**Problem requirements**
Where the word "Advocacy" appears in a line of the entries below, count that line and give the total alone.

Extracted records:

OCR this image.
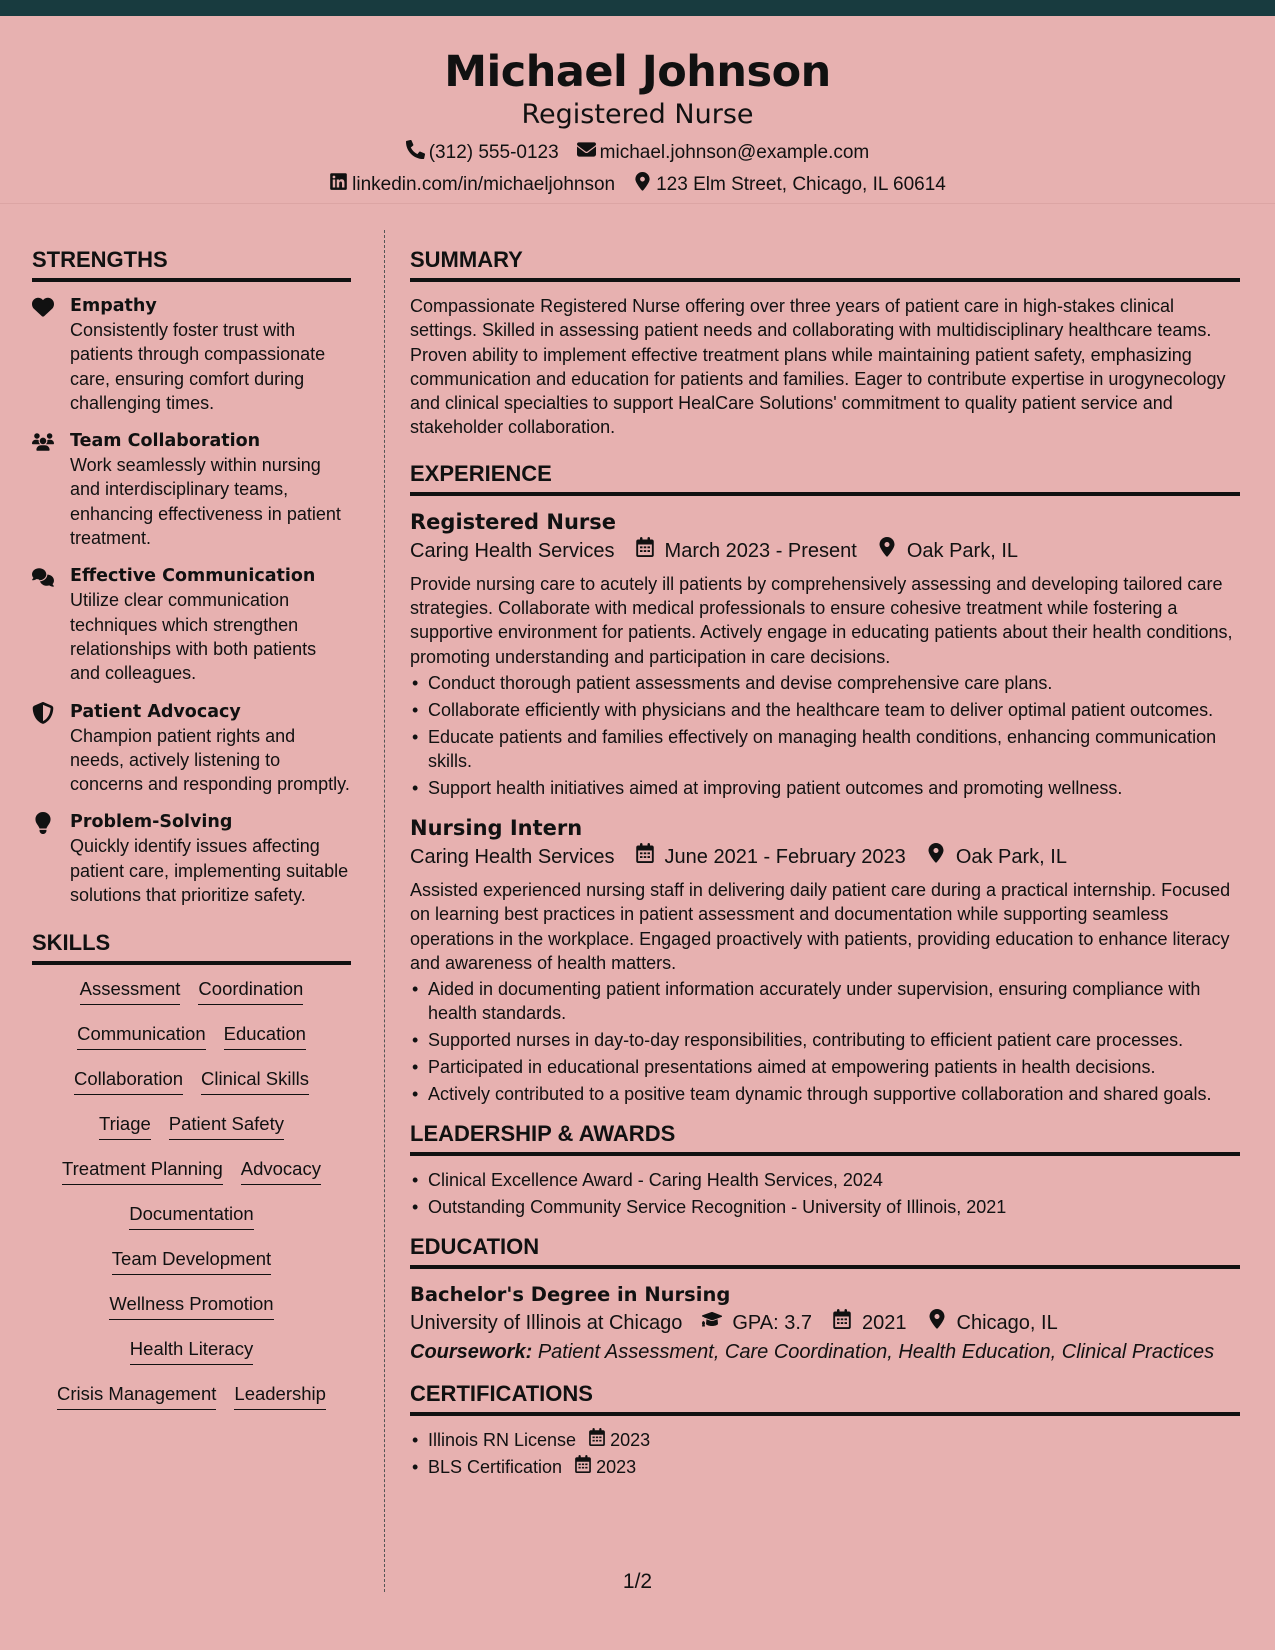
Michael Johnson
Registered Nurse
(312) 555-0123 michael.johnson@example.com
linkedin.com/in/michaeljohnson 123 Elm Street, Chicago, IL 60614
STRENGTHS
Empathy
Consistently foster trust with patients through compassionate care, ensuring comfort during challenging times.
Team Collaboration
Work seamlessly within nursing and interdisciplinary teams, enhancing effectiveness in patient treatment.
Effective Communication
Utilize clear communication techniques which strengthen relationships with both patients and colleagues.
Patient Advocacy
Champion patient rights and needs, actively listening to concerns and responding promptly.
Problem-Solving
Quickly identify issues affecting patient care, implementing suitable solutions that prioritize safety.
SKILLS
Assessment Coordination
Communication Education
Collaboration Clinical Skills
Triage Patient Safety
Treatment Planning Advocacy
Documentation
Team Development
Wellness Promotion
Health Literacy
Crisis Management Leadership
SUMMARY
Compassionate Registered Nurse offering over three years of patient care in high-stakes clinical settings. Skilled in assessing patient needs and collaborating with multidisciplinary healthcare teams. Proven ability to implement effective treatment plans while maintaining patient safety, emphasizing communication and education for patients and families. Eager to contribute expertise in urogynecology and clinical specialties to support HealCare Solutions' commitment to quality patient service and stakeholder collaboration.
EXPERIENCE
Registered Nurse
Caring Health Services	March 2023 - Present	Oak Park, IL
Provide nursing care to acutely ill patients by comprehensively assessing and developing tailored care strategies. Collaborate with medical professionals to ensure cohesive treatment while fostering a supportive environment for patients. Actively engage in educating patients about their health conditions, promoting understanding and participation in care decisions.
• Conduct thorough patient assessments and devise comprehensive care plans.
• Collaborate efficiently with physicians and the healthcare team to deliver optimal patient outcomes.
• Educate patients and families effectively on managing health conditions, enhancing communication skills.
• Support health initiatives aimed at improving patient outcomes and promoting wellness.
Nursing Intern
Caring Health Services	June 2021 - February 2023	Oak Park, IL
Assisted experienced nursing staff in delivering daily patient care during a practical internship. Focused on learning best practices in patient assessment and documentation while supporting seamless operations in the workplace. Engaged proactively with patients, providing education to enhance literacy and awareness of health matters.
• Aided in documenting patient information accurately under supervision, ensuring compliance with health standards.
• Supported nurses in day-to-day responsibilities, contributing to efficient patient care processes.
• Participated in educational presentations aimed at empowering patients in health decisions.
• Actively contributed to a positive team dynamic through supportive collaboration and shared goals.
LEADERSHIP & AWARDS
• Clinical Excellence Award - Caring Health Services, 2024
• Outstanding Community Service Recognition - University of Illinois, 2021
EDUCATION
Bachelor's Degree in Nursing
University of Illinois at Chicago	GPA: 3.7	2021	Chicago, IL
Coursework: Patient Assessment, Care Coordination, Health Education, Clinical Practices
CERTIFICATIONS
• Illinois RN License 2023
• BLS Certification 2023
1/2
--
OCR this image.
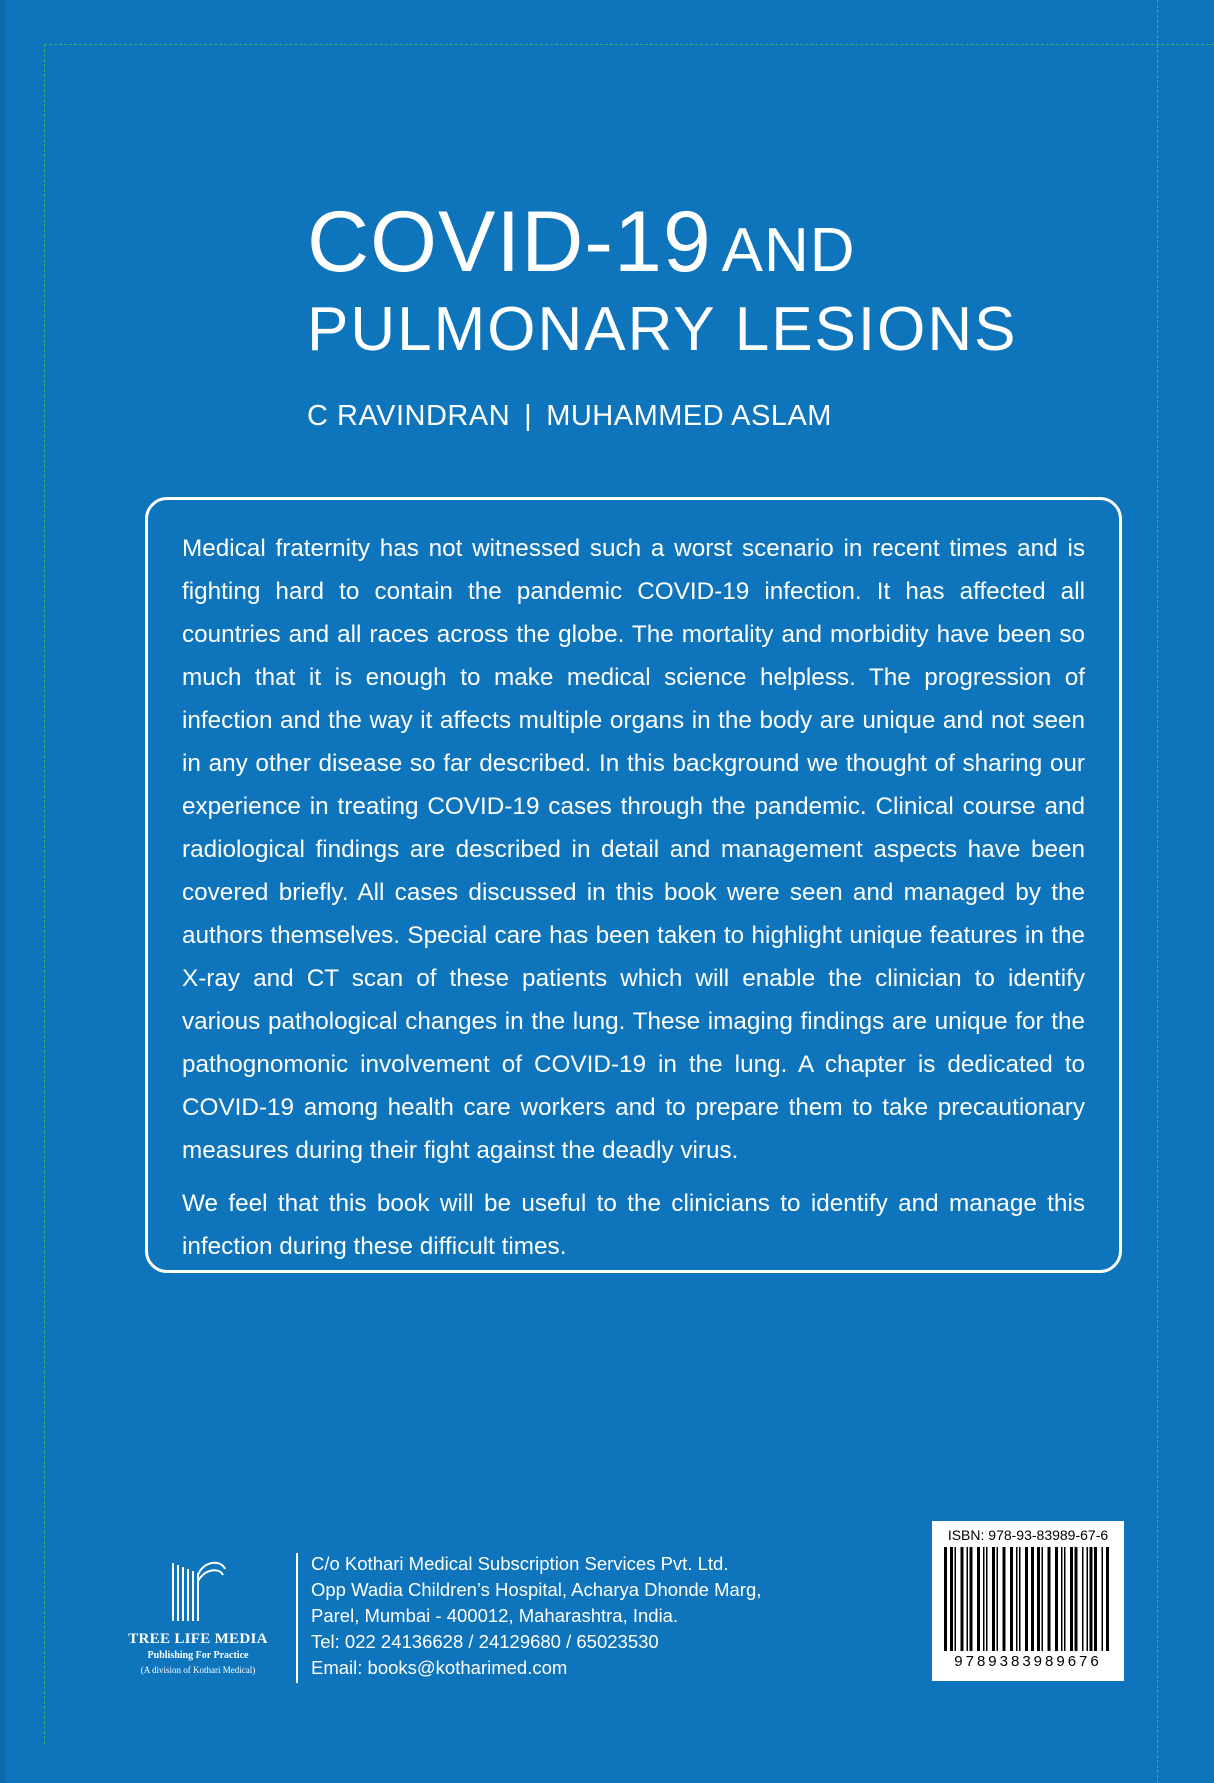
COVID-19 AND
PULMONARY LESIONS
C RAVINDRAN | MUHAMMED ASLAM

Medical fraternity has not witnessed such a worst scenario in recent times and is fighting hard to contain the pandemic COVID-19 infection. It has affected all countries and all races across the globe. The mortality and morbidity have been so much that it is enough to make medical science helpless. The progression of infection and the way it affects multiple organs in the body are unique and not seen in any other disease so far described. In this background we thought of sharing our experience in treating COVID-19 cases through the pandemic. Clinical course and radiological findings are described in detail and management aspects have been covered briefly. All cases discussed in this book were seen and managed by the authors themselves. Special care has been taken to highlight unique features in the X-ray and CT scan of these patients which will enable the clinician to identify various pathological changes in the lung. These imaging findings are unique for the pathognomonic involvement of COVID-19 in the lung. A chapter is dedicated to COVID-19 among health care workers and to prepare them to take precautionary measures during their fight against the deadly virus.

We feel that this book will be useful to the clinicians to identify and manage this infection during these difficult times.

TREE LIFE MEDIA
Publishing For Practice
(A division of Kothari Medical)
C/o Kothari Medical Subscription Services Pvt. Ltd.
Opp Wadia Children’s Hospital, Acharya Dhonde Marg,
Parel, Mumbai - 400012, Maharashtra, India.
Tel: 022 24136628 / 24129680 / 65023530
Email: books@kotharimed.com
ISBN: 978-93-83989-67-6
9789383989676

**Response below**
2